DATA IN THIS EXERCISE
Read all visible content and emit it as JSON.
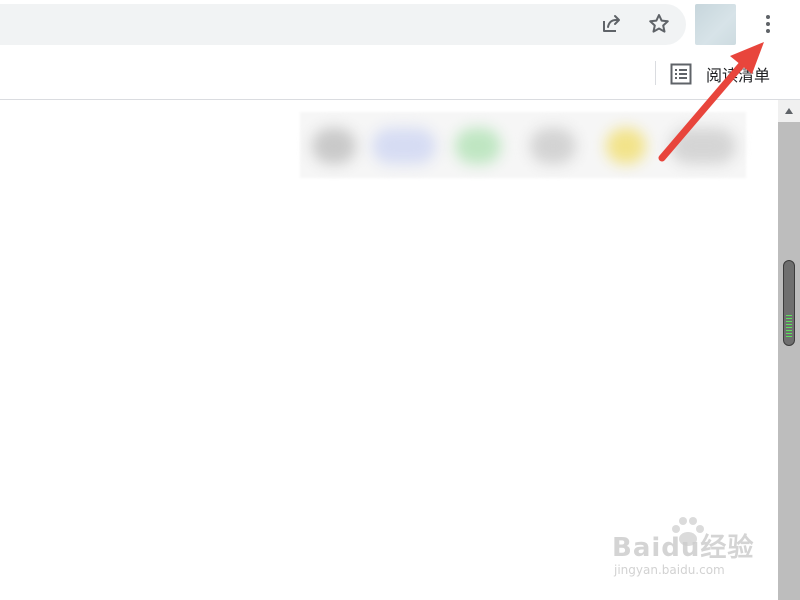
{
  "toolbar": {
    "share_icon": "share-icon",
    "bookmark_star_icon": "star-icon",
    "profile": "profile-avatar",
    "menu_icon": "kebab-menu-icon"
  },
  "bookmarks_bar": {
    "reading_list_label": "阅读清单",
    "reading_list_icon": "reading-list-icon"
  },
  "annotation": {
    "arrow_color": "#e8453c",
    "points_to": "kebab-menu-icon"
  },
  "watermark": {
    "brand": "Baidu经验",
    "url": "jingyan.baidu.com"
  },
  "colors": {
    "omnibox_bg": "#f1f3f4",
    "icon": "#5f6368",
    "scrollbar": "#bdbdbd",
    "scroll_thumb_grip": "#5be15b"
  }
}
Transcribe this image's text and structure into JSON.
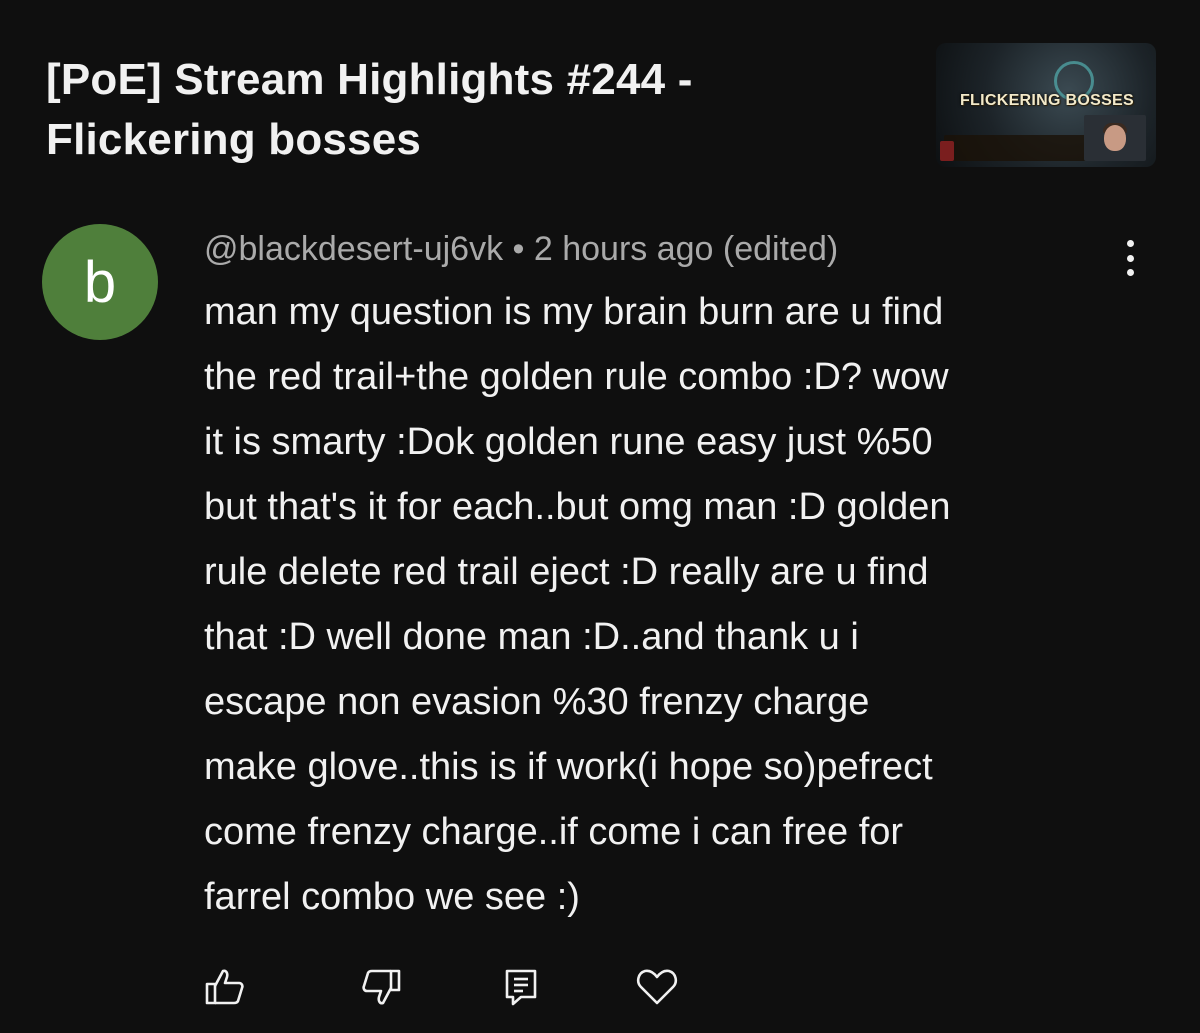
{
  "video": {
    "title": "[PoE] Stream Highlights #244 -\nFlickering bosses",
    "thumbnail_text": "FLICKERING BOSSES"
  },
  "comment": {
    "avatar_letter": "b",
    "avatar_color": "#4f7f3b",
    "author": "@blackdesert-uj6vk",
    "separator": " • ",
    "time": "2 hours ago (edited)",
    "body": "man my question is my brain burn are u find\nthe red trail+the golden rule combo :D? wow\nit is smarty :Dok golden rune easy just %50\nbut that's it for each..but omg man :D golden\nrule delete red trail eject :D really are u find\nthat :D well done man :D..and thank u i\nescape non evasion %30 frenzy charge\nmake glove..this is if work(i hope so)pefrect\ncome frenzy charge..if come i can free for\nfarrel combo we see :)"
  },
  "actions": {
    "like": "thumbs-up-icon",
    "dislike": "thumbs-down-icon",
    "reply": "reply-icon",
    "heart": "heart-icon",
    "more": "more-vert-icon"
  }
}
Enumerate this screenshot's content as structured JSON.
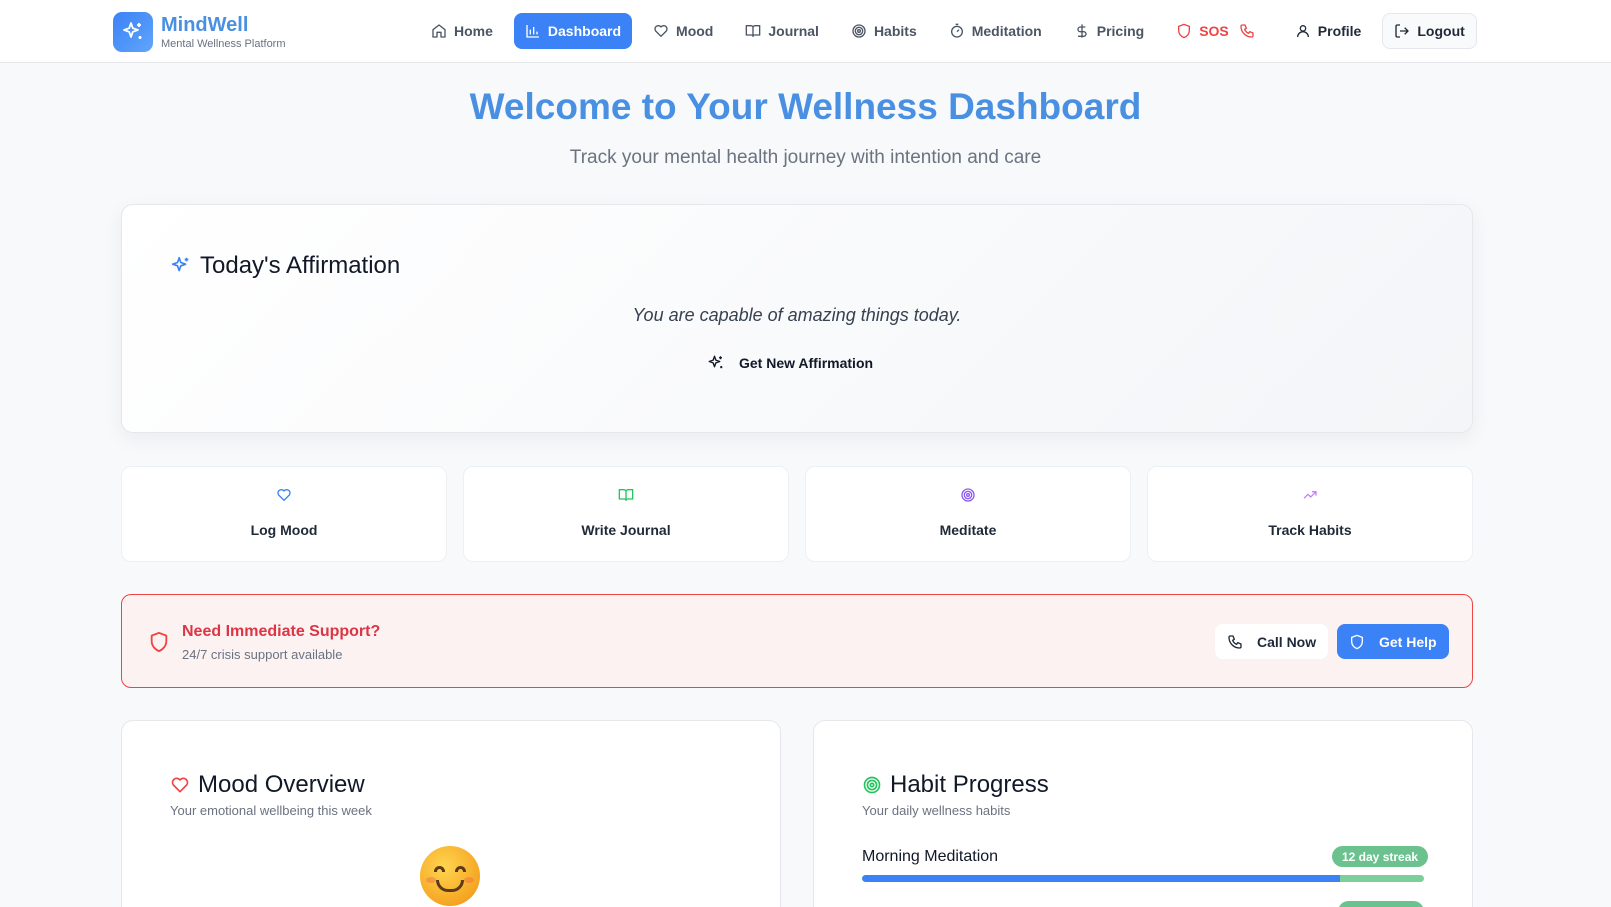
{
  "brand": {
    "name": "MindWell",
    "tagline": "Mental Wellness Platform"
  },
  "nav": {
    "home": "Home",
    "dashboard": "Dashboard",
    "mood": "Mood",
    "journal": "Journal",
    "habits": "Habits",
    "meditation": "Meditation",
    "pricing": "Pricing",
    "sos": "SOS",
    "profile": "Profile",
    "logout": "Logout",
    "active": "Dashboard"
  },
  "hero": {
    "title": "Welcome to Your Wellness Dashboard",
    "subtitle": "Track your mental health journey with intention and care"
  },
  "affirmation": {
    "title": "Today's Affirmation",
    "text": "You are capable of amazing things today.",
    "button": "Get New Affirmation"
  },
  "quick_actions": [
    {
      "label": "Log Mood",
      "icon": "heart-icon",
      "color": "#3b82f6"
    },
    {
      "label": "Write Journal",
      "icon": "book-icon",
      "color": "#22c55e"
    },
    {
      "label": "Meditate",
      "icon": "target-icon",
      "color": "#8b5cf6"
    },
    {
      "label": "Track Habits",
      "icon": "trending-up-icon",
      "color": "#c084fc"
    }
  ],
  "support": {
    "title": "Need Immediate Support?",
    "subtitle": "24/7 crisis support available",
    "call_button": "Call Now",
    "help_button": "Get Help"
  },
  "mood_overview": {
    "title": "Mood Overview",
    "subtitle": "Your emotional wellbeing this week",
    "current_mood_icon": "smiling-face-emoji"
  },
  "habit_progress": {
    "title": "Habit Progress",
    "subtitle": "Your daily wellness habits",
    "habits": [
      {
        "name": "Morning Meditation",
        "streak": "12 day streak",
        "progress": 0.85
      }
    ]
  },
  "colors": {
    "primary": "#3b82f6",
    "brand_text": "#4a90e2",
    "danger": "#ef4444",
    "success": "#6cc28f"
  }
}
...
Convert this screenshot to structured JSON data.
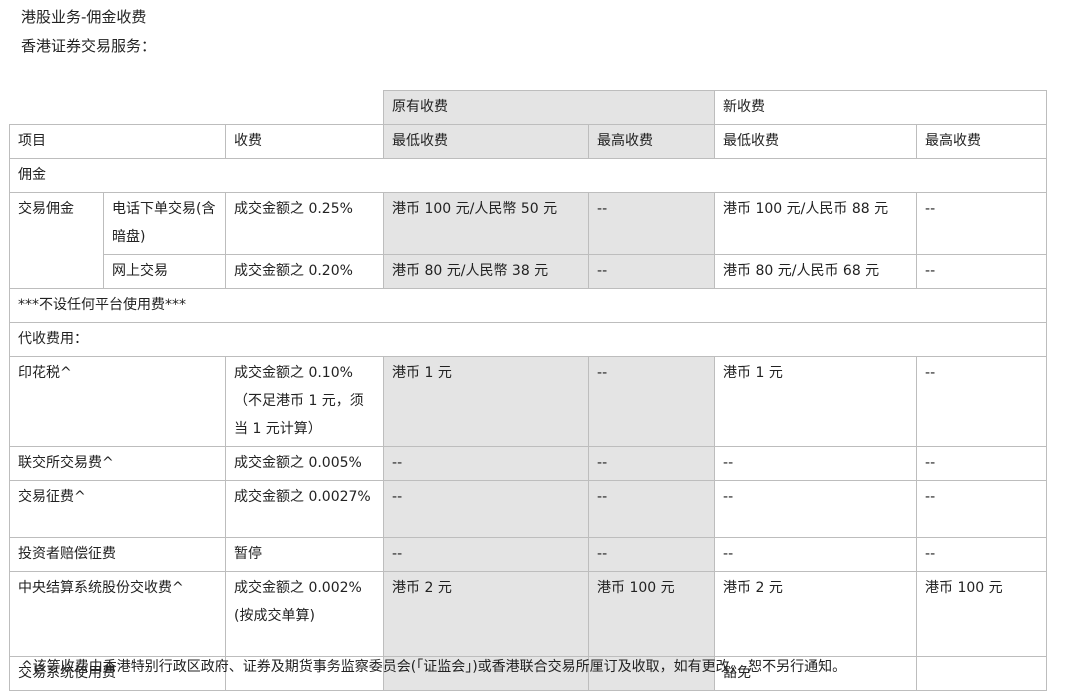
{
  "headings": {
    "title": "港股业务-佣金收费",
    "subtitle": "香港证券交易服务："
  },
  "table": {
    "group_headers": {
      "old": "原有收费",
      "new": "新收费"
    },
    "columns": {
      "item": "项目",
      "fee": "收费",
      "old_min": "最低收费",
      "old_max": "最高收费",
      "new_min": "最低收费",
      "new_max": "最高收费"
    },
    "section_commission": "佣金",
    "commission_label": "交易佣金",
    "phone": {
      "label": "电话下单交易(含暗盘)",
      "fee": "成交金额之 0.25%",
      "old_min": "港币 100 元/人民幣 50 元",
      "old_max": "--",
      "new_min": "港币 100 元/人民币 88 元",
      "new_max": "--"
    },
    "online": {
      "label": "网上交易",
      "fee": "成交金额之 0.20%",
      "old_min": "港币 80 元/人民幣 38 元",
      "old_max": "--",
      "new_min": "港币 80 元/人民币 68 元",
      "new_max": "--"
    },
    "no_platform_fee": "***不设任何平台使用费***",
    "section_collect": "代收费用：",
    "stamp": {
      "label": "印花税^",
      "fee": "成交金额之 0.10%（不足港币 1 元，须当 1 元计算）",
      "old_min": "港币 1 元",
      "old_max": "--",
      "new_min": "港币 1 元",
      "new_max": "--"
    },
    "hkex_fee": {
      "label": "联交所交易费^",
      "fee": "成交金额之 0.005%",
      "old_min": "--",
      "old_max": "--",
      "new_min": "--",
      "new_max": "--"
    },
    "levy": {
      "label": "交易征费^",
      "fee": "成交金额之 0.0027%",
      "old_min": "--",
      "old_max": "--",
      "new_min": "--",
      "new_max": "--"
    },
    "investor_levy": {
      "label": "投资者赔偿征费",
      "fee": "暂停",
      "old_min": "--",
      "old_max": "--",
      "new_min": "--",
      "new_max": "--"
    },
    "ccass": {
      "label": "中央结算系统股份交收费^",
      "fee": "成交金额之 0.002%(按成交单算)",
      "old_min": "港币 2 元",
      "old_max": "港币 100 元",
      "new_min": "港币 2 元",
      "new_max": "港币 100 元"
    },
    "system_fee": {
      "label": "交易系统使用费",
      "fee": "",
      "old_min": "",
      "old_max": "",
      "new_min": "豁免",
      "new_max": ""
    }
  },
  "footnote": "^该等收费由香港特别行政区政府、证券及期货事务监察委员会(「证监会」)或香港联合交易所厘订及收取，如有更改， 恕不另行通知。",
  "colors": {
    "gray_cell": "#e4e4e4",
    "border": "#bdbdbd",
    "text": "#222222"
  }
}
---
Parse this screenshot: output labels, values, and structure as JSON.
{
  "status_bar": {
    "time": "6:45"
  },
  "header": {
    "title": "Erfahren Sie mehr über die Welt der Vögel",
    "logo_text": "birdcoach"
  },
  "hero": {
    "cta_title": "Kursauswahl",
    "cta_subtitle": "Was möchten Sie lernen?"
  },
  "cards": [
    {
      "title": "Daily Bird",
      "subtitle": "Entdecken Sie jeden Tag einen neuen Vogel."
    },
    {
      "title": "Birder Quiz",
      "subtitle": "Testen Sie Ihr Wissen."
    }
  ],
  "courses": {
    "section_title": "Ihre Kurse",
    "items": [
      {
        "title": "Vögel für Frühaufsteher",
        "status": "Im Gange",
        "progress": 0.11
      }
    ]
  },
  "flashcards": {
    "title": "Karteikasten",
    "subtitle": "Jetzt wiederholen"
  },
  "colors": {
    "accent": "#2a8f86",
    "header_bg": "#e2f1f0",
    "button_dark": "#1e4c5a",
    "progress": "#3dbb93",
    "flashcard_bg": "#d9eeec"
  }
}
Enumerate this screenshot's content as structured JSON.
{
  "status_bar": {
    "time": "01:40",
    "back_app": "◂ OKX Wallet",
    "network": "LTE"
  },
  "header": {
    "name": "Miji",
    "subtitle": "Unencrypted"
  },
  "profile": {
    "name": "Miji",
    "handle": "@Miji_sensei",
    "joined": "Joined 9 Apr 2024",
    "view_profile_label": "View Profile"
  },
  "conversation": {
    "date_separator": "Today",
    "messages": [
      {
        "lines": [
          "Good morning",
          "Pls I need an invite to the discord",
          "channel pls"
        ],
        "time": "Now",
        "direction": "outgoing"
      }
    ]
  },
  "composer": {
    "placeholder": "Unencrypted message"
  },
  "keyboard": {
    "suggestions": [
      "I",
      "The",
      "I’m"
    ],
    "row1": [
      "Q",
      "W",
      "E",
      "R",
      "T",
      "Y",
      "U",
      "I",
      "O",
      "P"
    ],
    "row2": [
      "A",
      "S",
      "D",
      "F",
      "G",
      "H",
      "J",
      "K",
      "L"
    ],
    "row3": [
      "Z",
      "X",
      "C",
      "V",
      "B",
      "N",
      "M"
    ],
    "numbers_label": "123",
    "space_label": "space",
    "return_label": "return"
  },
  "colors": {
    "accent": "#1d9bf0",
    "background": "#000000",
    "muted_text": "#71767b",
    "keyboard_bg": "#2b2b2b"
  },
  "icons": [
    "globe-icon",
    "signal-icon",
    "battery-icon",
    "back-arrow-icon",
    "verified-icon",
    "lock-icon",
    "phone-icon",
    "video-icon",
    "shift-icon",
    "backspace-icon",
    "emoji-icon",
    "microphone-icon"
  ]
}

TASK PROMPT
Check each line of the data above for the word "menu" and say how many lines have it. Give the number alone.

RESPONSE TO THIS EXERCISE
2